┌────────

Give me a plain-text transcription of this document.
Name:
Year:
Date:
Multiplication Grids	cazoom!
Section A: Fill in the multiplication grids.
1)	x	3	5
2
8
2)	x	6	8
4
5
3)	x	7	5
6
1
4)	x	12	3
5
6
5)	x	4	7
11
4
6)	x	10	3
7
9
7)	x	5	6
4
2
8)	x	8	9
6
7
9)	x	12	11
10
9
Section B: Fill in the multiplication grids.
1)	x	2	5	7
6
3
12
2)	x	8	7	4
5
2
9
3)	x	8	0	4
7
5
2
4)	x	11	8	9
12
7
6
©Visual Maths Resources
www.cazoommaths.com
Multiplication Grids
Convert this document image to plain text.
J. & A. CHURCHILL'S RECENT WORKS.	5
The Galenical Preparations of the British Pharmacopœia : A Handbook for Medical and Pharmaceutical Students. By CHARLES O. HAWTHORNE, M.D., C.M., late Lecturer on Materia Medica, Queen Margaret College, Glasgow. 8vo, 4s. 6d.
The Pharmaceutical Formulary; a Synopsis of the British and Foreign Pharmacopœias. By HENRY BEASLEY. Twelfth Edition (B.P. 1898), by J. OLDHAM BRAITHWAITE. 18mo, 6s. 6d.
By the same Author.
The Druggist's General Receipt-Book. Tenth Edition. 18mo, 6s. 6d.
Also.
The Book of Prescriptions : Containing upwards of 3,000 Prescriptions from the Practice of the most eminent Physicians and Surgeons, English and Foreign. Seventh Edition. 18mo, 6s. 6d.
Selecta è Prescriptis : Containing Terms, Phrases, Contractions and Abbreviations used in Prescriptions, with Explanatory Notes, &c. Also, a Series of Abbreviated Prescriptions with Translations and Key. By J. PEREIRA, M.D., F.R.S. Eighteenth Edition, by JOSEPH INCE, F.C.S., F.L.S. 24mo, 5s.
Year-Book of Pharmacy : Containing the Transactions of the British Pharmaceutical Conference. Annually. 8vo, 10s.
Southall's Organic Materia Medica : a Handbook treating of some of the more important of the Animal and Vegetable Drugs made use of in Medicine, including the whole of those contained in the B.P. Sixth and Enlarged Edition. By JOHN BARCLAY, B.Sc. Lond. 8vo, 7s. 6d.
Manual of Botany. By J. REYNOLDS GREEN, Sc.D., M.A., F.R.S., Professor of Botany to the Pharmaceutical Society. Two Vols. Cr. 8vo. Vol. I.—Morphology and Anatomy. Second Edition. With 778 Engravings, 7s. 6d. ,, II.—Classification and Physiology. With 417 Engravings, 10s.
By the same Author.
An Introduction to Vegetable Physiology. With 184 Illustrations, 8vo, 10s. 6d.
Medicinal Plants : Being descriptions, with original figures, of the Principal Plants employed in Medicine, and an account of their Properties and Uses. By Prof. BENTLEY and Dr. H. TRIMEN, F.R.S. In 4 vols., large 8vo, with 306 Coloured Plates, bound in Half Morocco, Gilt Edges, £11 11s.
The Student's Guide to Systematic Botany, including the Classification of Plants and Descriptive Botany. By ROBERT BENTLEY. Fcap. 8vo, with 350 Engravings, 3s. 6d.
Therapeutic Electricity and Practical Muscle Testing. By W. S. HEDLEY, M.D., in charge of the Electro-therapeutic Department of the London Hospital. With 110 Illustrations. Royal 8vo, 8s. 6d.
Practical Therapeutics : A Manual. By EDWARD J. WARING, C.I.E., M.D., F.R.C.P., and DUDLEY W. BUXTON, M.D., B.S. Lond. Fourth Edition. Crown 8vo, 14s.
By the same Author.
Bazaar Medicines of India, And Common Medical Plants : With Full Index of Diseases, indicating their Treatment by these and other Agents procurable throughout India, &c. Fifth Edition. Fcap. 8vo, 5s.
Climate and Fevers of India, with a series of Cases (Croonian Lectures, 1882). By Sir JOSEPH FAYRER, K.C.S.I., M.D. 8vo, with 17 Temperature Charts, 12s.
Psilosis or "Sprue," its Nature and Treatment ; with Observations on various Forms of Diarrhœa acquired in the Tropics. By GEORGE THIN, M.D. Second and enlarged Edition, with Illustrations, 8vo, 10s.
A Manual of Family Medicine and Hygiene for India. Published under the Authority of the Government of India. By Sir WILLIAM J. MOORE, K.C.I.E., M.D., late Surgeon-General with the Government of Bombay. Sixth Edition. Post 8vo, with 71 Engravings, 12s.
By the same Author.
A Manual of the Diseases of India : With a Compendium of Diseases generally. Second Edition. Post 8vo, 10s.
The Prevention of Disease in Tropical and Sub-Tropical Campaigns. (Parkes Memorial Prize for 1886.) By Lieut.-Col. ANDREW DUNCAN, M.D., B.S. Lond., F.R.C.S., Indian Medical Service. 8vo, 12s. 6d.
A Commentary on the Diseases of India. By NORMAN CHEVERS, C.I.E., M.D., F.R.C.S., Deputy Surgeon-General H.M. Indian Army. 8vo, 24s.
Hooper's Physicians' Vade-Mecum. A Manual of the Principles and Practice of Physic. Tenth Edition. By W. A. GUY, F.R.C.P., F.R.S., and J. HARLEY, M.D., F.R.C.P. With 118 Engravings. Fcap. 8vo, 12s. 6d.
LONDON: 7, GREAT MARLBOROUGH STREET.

└────────

_Your goal_.
From the listing above, collect each line in which the string "Containing" appears.

_Completed exercise_.
The Book of Prescriptions : Containing upwards of 3,000 Prescriptions from the Practice of the most eminent Physicians and Surgeons, English and Foreign. Seventh Edition. 18mo, 6s. 6d.
Selecta è Prescriptis : Containing Terms, Phrases, Contractions and Abbreviations used in Prescriptions, with Explanatory Notes, &c. Also, a Series of Abbreviated Prescriptions with Translations and Key. By J. PEREIRA, M.D., F.R.S. Eighteenth Edition, by JOSEPH INCE, F.C.S., F.L.S. 24mo, 5s.
Year-Book of Pharmacy : Containing the Transactions of the British Pharmaceutical Conference. Annually. 8vo, 10s.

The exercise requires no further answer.